▶ Exercise objective: Copy the material word for word, from its first line up to and including the line that contains "study-es-label: 0.75 (0.72, 0.77)".

▶ Available data:
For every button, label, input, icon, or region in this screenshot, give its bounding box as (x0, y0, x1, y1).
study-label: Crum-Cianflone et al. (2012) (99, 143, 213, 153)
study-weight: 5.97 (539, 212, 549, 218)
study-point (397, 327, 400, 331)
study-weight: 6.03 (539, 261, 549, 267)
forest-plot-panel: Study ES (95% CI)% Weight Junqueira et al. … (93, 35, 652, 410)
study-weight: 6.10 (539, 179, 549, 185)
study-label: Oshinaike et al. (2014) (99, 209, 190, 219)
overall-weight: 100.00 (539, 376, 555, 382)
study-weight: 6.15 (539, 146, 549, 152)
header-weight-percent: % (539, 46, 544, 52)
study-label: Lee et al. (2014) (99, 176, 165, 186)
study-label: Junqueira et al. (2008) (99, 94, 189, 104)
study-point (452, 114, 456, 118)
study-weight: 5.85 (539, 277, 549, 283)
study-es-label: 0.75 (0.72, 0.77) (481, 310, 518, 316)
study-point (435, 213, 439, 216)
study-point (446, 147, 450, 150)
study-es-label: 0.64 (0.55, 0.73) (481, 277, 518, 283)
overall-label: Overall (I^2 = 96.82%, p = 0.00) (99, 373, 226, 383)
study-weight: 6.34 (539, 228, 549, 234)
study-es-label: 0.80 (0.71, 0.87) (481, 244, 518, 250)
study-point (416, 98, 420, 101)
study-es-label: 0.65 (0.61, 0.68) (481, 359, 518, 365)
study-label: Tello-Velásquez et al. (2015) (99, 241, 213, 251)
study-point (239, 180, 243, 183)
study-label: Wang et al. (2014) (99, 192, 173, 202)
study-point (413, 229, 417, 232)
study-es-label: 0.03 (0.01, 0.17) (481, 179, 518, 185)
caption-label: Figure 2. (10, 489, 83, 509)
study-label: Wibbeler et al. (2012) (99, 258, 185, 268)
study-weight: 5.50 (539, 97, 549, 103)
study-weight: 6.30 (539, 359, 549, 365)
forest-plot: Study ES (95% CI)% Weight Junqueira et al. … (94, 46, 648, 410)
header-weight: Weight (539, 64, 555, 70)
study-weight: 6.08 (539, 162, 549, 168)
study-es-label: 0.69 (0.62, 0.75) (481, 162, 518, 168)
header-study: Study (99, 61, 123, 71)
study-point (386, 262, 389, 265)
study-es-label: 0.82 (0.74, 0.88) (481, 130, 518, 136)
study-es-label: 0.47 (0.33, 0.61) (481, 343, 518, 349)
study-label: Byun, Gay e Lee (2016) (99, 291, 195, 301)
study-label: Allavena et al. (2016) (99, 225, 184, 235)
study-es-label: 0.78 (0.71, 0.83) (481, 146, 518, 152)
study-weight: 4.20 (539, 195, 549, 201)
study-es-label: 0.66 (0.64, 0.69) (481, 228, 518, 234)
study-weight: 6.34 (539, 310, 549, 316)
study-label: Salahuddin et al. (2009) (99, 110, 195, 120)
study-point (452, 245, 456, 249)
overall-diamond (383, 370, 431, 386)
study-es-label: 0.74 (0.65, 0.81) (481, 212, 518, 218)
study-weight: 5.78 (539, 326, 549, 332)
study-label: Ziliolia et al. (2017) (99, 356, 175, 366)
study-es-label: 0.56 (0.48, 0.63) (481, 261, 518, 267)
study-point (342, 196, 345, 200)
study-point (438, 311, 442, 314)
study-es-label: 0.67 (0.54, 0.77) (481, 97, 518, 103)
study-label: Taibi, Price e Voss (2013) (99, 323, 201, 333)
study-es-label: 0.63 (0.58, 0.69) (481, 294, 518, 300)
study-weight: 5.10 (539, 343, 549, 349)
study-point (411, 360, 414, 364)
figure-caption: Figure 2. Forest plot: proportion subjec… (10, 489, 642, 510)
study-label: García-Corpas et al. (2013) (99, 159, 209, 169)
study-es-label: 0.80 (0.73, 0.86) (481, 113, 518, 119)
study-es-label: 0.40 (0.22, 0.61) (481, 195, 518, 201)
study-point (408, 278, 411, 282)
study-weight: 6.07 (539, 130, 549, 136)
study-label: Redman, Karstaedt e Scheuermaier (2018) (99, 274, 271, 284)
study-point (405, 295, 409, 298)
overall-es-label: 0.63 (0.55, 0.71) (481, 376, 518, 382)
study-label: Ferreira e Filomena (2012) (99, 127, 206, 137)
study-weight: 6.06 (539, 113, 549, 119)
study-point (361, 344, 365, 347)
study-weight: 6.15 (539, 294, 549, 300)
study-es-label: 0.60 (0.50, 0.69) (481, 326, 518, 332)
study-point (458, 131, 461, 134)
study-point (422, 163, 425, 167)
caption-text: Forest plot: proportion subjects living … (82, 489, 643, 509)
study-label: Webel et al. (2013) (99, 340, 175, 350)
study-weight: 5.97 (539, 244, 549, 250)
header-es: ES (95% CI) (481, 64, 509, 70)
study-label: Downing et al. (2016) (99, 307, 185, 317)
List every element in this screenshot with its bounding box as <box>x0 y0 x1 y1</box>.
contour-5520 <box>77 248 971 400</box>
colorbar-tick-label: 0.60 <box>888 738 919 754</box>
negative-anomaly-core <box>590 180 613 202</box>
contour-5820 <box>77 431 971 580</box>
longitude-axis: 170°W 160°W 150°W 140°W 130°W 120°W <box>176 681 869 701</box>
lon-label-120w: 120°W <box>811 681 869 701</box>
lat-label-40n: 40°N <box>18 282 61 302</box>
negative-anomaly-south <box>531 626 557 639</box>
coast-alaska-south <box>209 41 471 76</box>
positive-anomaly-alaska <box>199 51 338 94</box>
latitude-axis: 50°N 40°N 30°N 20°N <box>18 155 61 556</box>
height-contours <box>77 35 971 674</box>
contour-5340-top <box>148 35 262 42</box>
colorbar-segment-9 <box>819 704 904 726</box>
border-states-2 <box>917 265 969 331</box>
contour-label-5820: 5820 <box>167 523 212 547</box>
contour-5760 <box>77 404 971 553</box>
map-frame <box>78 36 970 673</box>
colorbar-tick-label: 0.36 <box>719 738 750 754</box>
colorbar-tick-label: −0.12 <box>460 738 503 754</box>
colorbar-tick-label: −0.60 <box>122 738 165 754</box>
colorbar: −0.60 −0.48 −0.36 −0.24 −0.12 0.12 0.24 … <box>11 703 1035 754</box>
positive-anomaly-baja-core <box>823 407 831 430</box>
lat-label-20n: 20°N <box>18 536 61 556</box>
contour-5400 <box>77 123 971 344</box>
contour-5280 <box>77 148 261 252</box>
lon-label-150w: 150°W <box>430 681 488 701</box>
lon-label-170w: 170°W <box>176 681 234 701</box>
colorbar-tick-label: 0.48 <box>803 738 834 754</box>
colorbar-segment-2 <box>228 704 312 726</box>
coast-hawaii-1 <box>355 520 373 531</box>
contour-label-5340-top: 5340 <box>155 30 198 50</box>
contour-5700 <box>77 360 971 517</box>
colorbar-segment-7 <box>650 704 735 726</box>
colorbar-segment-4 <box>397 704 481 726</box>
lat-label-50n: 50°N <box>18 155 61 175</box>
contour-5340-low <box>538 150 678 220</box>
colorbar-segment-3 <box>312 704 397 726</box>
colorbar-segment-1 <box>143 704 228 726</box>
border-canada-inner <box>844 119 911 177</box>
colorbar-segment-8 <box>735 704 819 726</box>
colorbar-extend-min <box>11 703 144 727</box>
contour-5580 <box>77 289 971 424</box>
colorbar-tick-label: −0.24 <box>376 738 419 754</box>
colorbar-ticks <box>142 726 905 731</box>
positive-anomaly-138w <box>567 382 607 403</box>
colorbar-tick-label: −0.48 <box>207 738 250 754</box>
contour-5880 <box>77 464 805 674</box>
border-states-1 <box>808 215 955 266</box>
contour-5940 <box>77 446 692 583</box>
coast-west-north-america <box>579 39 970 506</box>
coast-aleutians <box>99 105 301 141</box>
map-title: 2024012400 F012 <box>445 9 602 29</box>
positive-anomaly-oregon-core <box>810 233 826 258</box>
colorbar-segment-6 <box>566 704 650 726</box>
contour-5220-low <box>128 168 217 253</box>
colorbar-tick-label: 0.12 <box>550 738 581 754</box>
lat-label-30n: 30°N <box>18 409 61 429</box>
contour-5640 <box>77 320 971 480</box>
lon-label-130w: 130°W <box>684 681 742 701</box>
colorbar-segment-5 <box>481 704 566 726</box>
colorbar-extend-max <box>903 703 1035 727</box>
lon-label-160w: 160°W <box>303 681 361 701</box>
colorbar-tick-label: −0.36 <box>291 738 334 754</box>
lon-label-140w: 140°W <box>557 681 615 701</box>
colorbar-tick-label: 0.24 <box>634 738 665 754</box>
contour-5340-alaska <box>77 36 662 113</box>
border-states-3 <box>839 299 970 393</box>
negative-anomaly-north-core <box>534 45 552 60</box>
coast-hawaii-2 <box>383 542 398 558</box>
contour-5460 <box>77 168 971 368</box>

▶ Finished exercise:
For every button, label, input, icon, or region in this screenshot, give its bounding box as (x0, y0, x1, y1).
study-label: Crum-Cianflone et al. (2012) (99, 143, 213, 153)
study-weight: 5.97 (539, 212, 549, 218)
study-point (397, 327, 400, 331)
study-weight: 6.03 (539, 261, 549, 267)
forest-plot-panel: Study ES (95% CI)% Weight Junqueira et al. … (93, 35, 652, 410)
study-weight: 6.10 (539, 179, 549, 185)
study-label: Oshinaike et al. (2014) (99, 209, 190, 219)
overall-weight: 100.00 (539, 376, 555, 382)
study-weight: 6.15 (539, 146, 549, 152)
header-weight-percent: % (539, 46, 544, 52)
study-label: Lee et al. (2014) (99, 176, 165, 186)
study-label: Junqueira et al. (2008) (99, 94, 189, 104)
study-point (452, 114, 456, 118)
study-weight: 5.85 (539, 277, 549, 283)
study-es-label: 0.75 (0.72, 0.77) (481, 310, 518, 316)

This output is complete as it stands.